[Layout element annotations]
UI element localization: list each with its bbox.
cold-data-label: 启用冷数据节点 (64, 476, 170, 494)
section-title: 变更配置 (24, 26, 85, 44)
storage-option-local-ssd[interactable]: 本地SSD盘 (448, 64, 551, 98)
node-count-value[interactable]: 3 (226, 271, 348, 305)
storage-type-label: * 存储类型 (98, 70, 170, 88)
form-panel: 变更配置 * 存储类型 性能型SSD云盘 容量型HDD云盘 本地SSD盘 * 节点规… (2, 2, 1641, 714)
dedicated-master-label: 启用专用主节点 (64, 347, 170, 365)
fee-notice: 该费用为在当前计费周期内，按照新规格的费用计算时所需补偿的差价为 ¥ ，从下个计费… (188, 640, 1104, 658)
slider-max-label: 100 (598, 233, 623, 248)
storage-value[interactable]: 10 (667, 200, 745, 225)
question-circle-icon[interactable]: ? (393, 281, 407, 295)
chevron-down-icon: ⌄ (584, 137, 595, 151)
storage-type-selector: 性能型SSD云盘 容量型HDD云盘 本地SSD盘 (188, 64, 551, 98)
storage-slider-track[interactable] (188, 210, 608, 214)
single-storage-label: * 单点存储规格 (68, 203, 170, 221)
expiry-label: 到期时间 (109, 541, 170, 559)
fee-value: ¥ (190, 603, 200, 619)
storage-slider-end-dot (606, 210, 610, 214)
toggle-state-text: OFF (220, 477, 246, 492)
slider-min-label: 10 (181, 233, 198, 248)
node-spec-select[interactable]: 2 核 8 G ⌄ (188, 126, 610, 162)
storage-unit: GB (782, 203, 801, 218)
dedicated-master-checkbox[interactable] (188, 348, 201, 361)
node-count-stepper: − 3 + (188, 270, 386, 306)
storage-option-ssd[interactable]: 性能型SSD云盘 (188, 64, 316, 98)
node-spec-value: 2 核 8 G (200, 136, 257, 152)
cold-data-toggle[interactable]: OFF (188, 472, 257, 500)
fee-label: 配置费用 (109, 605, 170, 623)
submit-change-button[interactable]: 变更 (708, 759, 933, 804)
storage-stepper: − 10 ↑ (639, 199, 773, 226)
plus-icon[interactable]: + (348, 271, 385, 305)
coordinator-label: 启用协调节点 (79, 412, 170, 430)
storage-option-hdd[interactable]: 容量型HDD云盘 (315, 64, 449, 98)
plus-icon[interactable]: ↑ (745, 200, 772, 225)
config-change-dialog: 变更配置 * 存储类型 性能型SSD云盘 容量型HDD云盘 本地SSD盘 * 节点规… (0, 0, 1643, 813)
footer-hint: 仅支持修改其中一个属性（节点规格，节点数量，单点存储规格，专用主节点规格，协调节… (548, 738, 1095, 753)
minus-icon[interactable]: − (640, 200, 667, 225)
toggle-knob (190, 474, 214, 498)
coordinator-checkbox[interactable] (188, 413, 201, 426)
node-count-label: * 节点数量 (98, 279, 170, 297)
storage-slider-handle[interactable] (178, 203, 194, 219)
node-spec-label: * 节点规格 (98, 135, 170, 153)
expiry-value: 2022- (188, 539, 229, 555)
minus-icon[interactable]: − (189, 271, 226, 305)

### The exercise
Swap every "plus-icon" in the material for "increment-icon" and reproduce the rest of the lines unchanged.

### Result of this exercise
UI element localization: list each with its bbox.
cold-data-label: 启用冷数据节点 (64, 476, 170, 494)
section-title: 变更配置 (24, 26, 85, 44)
storage-option-local-ssd[interactable]: 本地SSD盘 (448, 64, 551, 98)
node-count-value[interactable]: 3 (226, 271, 348, 305)
storage-type-label: * 存储类型 (98, 70, 170, 88)
form-panel: 变更配置 * 存储类型 性能型SSD云盘 容量型HDD云盘 本地SSD盘 * 节点规… (2, 2, 1641, 714)
dedicated-master-label: 启用专用主节点 (64, 347, 170, 365)
fee-notice: 该费用为在当前计费周期内，按照新规格的费用计算时所需补偿的差价为 ¥ ，从下个计费… (188, 640, 1104, 658)
slider-max-label: 100 (598, 233, 623, 248)
storage-value[interactable]: 10 (667, 200, 745, 225)
question-circle-icon[interactable]: ? (393, 281, 407, 295)
chevron-down-icon: ⌄ (584, 137, 595, 151)
storage-type-selector: 性能型SSD云盘 容量型HDD云盘 本地SSD盘 (188, 64, 551, 98)
storage-slider-track[interactable] (188, 210, 608, 214)
single-storage-label: * 单点存储规格 (68, 203, 170, 221)
expiry-label: 到期时间 (109, 541, 170, 559)
fee-value: ¥ (190, 603, 200, 619)
storage-slider-end-dot (606, 210, 610, 214)
toggle-state-text: OFF (220, 477, 246, 492)
slider-min-label: 10 (181, 233, 198, 248)
node-spec-select[interactable]: 2 核 8 G ⌄ (188, 126, 610, 162)
storage-unit: GB (782, 203, 801, 218)
dedicated-master-checkbox[interactable] (188, 348, 201, 361)
node-count-stepper: − 3 + (188, 270, 386, 306)
storage-option-ssd[interactable]: 性能型SSD云盘 (188, 64, 316, 98)
node-spec-value: 2 核 8 G (200, 136, 257, 152)
cold-data-toggle[interactable]: OFF (188, 472, 257, 500)
fee-label: 配置费用 (109, 605, 170, 623)
submit-change-button[interactable]: 变更 (708, 759, 933, 804)
storage-stepper: − 10 ↑ (639, 199, 773, 226)
increment-icon[interactable]: + (348, 271, 385, 305)
coordinator-label: 启用协调节点 (79, 412, 170, 430)
storage-option-hdd[interactable]: 容量型HDD云盘 (315, 64, 449, 98)
increment-icon[interactable]: ↑ (745, 200, 772, 225)
config-change-dialog: 变更配置 * 存储类型 性能型SSD云盘 容量型HDD云盘 本地SSD盘 * 节点规… (0, 0, 1643, 813)
footer-hint: 仅支持修改其中一个属性（节点规格，节点数量，单点存储规格，专用主节点规格，协调节… (548, 738, 1095, 753)
minus-icon[interactable]: − (640, 200, 667, 225)
toggle-knob (190, 474, 214, 498)
coordinator-checkbox[interactable] (188, 413, 201, 426)
node-count-label: * 节点数量 (98, 279, 170, 297)
storage-slider-handle[interactable] (178, 203, 194, 219)
node-spec-label: * 节点规格 (98, 135, 170, 153)
expiry-value: 2022- (188, 539, 229, 555)
minus-icon[interactable]: − (189, 271, 226, 305)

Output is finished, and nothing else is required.